EXERCISE MATERIALS:
((

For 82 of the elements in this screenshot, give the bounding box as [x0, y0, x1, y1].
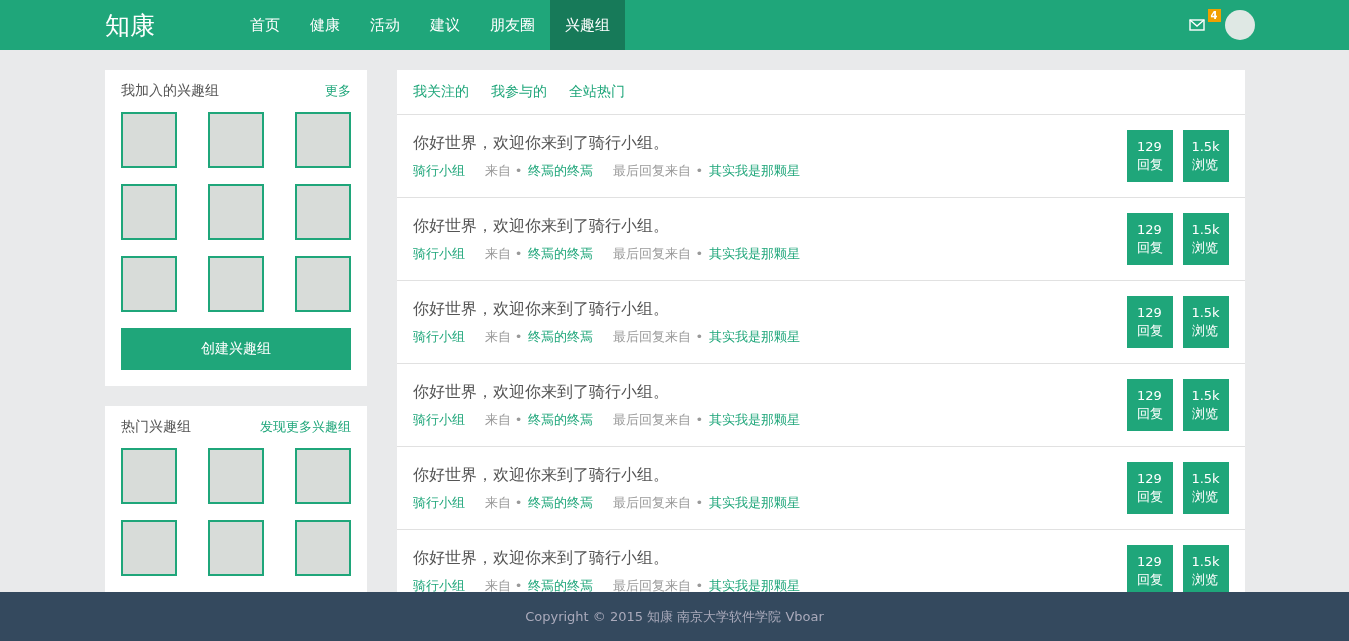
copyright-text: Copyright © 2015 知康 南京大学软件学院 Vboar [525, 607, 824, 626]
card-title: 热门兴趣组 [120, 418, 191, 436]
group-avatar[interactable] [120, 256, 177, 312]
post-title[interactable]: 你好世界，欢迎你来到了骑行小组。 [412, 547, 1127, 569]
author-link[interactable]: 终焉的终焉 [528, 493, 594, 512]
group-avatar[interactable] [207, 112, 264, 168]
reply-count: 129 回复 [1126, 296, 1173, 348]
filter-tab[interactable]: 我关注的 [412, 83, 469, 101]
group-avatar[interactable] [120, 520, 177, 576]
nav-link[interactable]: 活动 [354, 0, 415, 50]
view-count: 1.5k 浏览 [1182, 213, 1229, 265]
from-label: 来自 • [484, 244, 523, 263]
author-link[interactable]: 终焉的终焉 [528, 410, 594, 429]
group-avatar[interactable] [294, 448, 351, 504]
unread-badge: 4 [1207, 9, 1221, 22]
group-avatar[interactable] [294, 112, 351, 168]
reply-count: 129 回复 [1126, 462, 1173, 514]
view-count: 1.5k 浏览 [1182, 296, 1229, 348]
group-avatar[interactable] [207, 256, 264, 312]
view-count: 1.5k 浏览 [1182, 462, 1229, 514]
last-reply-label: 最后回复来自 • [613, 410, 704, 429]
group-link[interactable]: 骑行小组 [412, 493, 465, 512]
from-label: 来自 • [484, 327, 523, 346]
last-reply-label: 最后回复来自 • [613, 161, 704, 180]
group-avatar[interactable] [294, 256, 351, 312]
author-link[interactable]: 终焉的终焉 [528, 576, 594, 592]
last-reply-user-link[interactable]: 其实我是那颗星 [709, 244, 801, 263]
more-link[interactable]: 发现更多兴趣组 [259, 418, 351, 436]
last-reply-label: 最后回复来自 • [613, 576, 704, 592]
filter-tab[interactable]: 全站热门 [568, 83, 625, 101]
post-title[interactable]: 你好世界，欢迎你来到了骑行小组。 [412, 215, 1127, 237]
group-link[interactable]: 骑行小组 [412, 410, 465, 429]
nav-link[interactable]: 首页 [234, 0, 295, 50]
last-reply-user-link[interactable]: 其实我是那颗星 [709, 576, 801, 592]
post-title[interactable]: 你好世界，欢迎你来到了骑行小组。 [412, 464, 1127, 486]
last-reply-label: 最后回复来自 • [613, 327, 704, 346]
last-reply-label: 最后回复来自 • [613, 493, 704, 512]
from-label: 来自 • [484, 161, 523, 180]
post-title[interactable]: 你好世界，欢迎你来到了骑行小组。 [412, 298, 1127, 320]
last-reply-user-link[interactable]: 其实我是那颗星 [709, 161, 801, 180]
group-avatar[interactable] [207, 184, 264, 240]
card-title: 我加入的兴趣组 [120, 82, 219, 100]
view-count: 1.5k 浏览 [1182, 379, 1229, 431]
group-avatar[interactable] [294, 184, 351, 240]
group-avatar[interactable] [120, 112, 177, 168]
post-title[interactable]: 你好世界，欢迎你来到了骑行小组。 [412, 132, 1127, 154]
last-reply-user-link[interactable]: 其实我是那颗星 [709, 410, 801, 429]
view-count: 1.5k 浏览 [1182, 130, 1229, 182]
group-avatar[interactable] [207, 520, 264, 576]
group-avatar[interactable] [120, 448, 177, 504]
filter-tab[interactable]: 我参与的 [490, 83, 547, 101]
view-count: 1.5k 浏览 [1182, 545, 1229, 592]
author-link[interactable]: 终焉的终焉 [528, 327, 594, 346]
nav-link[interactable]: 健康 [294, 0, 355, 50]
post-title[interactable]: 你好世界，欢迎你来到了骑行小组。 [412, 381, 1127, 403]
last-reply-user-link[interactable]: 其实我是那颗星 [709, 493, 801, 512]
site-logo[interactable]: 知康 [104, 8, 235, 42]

))

SHORT PROBLEM: Rewrite all the entries above, replacing "post-title" with "thread-title" and leaving everything else unchanged. Leave the pictures out of your answer.

CORRECT ANSWER:
For 82 of the elements in this screenshot, give the bounding box as [x0, y0, x1, y1].
copyright-text: Copyright © 2015 知康 南京大学软件学院 Vboar [525, 607, 824, 626]
card-title: 热门兴趣组 [120, 418, 191, 436]
group-avatar[interactable] [120, 256, 177, 312]
thread-title[interactable]: 你好世界，欢迎你来到了骑行小组。 [412, 547, 1127, 569]
author-link[interactable]: 终焉的终焉 [528, 493, 594, 512]
group-avatar[interactable] [207, 112, 264, 168]
reply-count: 129 回复 [1126, 296, 1173, 348]
filter-tab[interactable]: 我关注的 [412, 83, 469, 101]
group-avatar[interactable] [120, 520, 177, 576]
nav-link[interactable]: 活动 [354, 0, 415, 50]
view-count: 1.5k 浏览 [1182, 213, 1229, 265]
from-label: 来自 • [484, 244, 523, 263]
author-link[interactable]: 终焉的终焉 [528, 410, 594, 429]
group-avatar[interactable] [294, 448, 351, 504]
unread-badge: 4 [1207, 9, 1221, 22]
group-avatar[interactable] [294, 112, 351, 168]
reply-count: 129 回复 [1126, 462, 1173, 514]
view-count: 1.5k 浏览 [1182, 296, 1229, 348]
group-avatar[interactable] [207, 256, 264, 312]
view-count: 1.5k 浏览 [1182, 462, 1229, 514]
last-reply-label: 最后回复来自 • [613, 410, 704, 429]
group-link[interactable]: 骑行小组 [412, 493, 465, 512]
from-label: 来自 • [484, 327, 523, 346]
last-reply-label: 最后回复来自 • [613, 161, 704, 180]
group-avatar[interactable] [294, 256, 351, 312]
author-link[interactable]: 终焉的终焉 [528, 576, 594, 592]
last-reply-user-link[interactable]: 其实我是那颗星 [709, 244, 801, 263]
more-link[interactable]: 发现更多兴趣组 [259, 418, 351, 436]
last-reply-label: 最后回复来自 • [613, 576, 704, 592]
filter-tab[interactable]: 全站热门 [568, 83, 625, 101]
thread-title[interactable]: 你好世界，欢迎你来到了骑行小组。 [412, 215, 1127, 237]
group-link[interactable]: 骑行小组 [412, 410, 465, 429]
nav-link[interactable]: 首页 [234, 0, 295, 50]
last-reply-user-link[interactable]: 其实我是那颗星 [709, 576, 801, 592]
thread-title[interactable]: 你好世界，欢迎你来到了骑行小组。 [412, 464, 1127, 486]
last-reply-label: 最后回复来自 • [613, 327, 704, 346]
last-reply-label: 最后回复来自 • [613, 493, 704, 512]
from-label: 来自 • [484, 161, 523, 180]
thread-title[interactable]: 你好世界，欢迎你来到了骑行小组。 [412, 298, 1127, 320]
last-reply-user-link[interactable]: 其实我是那颗星 [709, 161, 801, 180]
group-avatar[interactable] [207, 184, 264, 240]
card-title: 我加入的兴趣组 [120, 82, 219, 100]
view-count: 1.5k 浏览 [1182, 379, 1229, 431]
group-avatar[interactable] [294, 184, 351, 240]
group-avatar[interactable] [120, 112, 177, 168]
thread-title[interactable]: 你好世界，欢迎你来到了骑行小组。 [412, 132, 1127, 154]
last-reply-user-link[interactable]: 其实我是那颗星 [709, 410, 801, 429]
view-count: 1.5k 浏览 [1182, 130, 1229, 182]
group-avatar[interactable] [207, 520, 264, 576]
group-avatar[interactable] [120, 448, 177, 504]
filter-tab[interactable]: 我参与的 [490, 83, 547, 101]
view-count: 1.5k 浏览 [1182, 545, 1229, 592]
author-link[interactable]: 终焉的终焉 [528, 327, 594, 346]
nav-link[interactable]: 健康 [294, 0, 355, 50]
thread-title[interactable]: 你好世界，欢迎你来到了骑行小组。 [412, 381, 1127, 403]
last-reply-user-link[interactable]: 其实我是那颗星 [709, 493, 801, 512]
site-logo[interactable]: 知康 [104, 8, 235, 42]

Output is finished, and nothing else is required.